** EXTRACT TO READ follows **

Hello to all Forum-Users !
After all the troubles of tears, anger, shouting, misunderstanding, despair and helplessness, we found help and a given name of this phenomenon.
My daugther is now 8 years old and always loved math (first homework done). This changed after the magic-nummer 10 !
I ask the teacher why we are having so much math-homework-problems and find myself being calmed down. It did not stop at home. The teacher gave me a printout of Dyscalculia from Wikipedia which didn`t help me back then. This was going on for half a year !!! I think the teacher himself is as helpless as I was before. Now I know I`d better be listen to me feelings as a mother and being more patiently with my child. We could saved a long time
Now we know the problem and getting help from a Dyscalculia-Therapist once a week. She can finally calculate plus and minus inbetween 10.
Dear parents: NEVER GIVE UP ON YOUR CHILD !
It would be nice to hear from other parents with young children.
Kind regards, Countess
'You should really be sympathetic to people who suffer 'Normalism' (Geoff)
My Child (born 97) has Dyscalculia
Sorry for any spelling mistakes ;-)

Hi Countess, and welcome to the Forum!
You write that the your Daughter loved maths until it came to the magic number 10?
This is a most important issue, where I'll add some quotes from a research paper by Joan A Cotter, which looks at the difference between the Asian and Western approach to Maths:

"Language

A difference is that of naming numbers. Most Asian languages refer to 23, for example, as "2-ten 3" and 67 as "6-ten 7." In English the quantity ten has three names, ten, -teen and -ty. Another confusion are the numbers, 11-19; words eleven and twelve seem to make no sense and for the numbers from 13 to 19, the order is reversed with the ones stated before the tens. All European languages have some irregularities in naming numbers."

So we have this confusion at the basic level of the words that represent numbers.

Related to this, is understanding numbers as 'groups'? Where the above Asian approach, where 23 is spoken as '2 ten 3' highlights a different way of speaking and thinking numbers.
The following quote, also shows how the Asian approach to learning Maths, is to begin by learning numbers as groups!
Not as 1,2,3,4, and so on in the Western model?

"Visualization vs. Counting

Another major difference is the view of counting. In the U.S. counting is considered the basis of arithmetic; children engage in various counting strategies: counting all, counting on, and counting back. Conversely, Japanese children are discouraged from counting; they are taught to recognize and visualize quantities in groups of fives and tens. Children using counting, which is slow and often unreliable, to add and subtract develop a unitary concept of number. For example, they think of 14 as 14 ones, not as 1 ten and 4 ones. Such thinking interferes with understanding carrying and borrowing in larger numbers.

To understand the importance of visualization, try to see mentally 8 apples in a line without any grouping--virtually impossible. Now try to see 5 of those apples as red and 3 as green; the vast majority of people can form the mental image. The Japanese employ this sub-base of 5 to make quantities between 6 and 10 easily imaginable. Thus, 8 is seen as 5 and 3. "

** End of EXTRACT TO READ **

ACTIVITY 1: According to the dyscalculia forum thread, how often does the daughter see a Dyscalculia-Therapist?
ACTIVITY 2: Pick up the dyscalculia forum thread after its final sentence and keep writing.

** DATA RECORDS follows **

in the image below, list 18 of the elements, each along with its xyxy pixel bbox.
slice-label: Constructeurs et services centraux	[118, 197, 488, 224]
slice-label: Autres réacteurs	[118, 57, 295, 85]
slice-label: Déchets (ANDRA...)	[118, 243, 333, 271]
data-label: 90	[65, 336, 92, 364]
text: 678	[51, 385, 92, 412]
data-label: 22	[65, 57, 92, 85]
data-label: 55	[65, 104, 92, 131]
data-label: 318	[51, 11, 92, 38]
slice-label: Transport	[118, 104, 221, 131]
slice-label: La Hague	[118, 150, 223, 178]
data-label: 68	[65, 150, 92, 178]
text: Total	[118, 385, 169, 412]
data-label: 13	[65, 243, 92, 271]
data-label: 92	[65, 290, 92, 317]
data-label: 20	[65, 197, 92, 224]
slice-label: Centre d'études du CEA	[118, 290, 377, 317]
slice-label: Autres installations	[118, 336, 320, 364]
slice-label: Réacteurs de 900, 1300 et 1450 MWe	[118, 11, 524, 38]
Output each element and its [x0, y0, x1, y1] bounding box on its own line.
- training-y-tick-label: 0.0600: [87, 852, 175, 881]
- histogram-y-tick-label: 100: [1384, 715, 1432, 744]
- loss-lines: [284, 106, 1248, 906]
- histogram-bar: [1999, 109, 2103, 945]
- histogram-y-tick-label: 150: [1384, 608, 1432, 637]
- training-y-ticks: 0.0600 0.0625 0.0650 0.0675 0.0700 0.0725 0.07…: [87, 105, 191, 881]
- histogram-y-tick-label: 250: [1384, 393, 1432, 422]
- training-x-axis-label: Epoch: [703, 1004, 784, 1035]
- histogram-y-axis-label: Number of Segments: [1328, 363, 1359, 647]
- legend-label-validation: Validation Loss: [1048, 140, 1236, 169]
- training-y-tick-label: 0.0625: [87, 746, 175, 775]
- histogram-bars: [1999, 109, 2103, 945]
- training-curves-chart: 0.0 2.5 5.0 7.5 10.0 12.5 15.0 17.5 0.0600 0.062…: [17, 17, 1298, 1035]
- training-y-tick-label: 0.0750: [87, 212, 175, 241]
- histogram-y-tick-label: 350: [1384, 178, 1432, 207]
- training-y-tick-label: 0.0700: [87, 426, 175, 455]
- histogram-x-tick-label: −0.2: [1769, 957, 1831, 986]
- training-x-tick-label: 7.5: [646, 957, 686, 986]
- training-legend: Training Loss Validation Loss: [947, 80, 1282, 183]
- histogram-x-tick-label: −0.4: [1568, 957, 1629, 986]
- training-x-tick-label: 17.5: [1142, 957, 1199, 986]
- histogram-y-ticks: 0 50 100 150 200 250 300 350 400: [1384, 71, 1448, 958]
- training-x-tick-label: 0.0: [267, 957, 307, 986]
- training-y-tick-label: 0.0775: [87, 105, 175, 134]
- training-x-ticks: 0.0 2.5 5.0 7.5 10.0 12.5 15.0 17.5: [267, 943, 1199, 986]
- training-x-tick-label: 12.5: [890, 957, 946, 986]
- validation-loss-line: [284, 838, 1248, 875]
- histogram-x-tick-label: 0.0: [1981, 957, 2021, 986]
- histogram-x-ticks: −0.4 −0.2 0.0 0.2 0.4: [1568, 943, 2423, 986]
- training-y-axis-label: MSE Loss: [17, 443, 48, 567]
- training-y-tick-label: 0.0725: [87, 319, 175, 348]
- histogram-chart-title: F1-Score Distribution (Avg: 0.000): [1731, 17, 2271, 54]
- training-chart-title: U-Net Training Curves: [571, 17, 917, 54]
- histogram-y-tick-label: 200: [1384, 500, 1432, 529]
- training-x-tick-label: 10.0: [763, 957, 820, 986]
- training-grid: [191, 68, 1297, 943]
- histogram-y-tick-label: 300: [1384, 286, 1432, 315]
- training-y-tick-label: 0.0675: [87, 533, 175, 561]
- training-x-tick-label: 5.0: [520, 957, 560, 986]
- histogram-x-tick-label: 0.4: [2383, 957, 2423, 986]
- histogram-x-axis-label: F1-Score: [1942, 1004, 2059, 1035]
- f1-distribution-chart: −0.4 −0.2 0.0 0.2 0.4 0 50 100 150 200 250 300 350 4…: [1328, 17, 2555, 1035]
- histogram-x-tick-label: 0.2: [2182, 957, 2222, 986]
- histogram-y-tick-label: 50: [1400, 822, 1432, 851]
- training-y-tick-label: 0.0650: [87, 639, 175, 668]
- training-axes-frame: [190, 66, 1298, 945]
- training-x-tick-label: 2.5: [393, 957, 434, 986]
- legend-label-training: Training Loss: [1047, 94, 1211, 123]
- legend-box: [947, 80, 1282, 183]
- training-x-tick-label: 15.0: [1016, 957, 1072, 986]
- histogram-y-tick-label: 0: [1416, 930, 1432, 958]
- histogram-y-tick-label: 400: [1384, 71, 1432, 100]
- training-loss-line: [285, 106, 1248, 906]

** End of DATA RECORDS **

WRITTEN REPLY 1: Once a week.

WRITTEN REPLY 2:
So that instead of beginning by learning numbers one by one.
It begins by learning numbers as groups.

So that it reverses the way numbers are learnt?

13 = 8 + 5.

Not; 8 + 5 = 13.

Anyway Countess, perhaps you can let me know if this made any sense to you?
Geoff.

Hi Geoff !
Yes it makes perfect sense to me. The numbers in german are spocken not understable for dyscalkulian people. Example: 23 ist spocken Three and Twenty. So mixing them up is easy (here 32).
There was once was a "organisation" with the name 20/1 spoken twentyone. In english correct, but in german "totally unexceptable" by the germans. Im so ashamed to be one . For me personally : NO PROBLEM !
Im still on the look-out for german celabrity`s and never give up.
Best regards from "good old Germany"
Countess
'You should really be sympathetic to people who suffer 'Normalism' (Geoff)
My Child (born 97) has Dyscalculia
Sorry for any spelling mistakes ;-)

Hi Countess !
Thanks for that, it was very interesting as I can only count to ten in German.
If 23 is spoken backwards; Three and Twenty.
For a much longer number, like 1,245, 723.
Then it must be spoken backwards as well?

My question is, if you wrote down the long number 1,235,723 as someone spoke it to you in German.
Do you begin writing it from the three or the one? As it is spoken.
Or wait to hear the whole number before writing it.
From left to right, or right to left?

But also, if 23 is spoken three and twenty. From right to left.
What happens when you speak a Telephone Number?
Do you start with the last or first number?
Right to left, or left to right?

Hi Geoff !
The number 1.235.723 is spoken in German like :
one million, twohundred five and thirty thousend, sevenhundred three and twenty. (Puhhh it`s quiet difficult to translate in such way) So the "backwards" part is always in the numbers from 13 till 99. I usually write down numbers after I heard them and from left to right.
Telephone Numbers are spelt in both ways. Like saying 1 2 3 4 5 or like 12 34 5 or even 123 45.

As you can see, the german language is not so "friendly" and understandable for dyscalculic persons, they easyly mix it up and write down 85 for a 58.

Best regards from Countess

PS: Are you a dyscalculic person ? How old are you ? Please forgive me my curiosity

'You should really be sympathetic to people who suffer 'Normalism' (Geoff)
My Child (born 97) has Dyscalculia
Sorry for any spelling mistakes ;-)

Hi Countess!
Thanks for the information. I emailed a Belgian friend, and it seems that it is the same in Flemish and probably Dutch.
I think that language causes a lot of problems with Maths.
It would make more sense in english, to have tenty one and tenty two, than eleven and twelve. Or maybe onety one and onety two ?
Also I don't have Dyscalculia, and I am 51.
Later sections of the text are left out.